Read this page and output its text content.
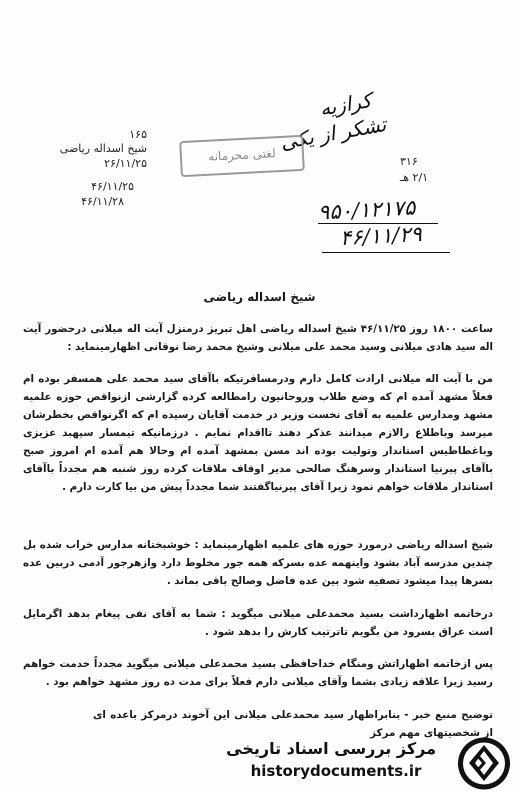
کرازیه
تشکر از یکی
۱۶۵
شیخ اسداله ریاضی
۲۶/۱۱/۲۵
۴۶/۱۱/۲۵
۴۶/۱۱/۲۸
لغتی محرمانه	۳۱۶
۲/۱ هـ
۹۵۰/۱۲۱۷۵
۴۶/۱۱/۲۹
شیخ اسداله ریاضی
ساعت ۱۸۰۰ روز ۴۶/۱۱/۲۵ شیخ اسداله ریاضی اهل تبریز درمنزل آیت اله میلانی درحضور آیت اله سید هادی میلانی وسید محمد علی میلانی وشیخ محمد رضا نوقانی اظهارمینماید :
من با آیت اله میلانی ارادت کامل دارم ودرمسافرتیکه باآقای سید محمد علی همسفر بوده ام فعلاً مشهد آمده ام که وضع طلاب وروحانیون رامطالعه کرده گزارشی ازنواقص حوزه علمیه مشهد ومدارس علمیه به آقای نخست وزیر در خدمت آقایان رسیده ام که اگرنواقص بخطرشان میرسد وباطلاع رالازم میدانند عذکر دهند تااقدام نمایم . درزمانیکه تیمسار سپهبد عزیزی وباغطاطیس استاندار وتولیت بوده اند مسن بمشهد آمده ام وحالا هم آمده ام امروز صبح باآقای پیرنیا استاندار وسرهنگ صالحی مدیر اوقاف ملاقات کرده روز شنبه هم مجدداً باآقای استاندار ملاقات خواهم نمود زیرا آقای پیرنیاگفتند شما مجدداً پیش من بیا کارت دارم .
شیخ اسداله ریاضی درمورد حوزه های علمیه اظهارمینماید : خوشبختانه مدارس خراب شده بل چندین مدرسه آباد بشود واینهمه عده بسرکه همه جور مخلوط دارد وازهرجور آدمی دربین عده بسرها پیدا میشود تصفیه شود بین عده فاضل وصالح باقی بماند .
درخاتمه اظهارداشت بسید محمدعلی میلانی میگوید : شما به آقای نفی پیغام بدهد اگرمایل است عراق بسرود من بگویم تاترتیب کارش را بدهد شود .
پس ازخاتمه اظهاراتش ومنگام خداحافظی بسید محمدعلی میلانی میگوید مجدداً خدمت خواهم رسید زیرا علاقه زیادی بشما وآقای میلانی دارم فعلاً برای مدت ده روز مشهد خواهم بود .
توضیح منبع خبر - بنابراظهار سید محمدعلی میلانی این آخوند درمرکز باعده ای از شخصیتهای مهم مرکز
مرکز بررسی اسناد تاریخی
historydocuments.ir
****************
- [WHAT TO WORK ON]
Compute how many lines include the string "ریاضی", then give that number by itself.

- [ANSWER TO THE TASK]
4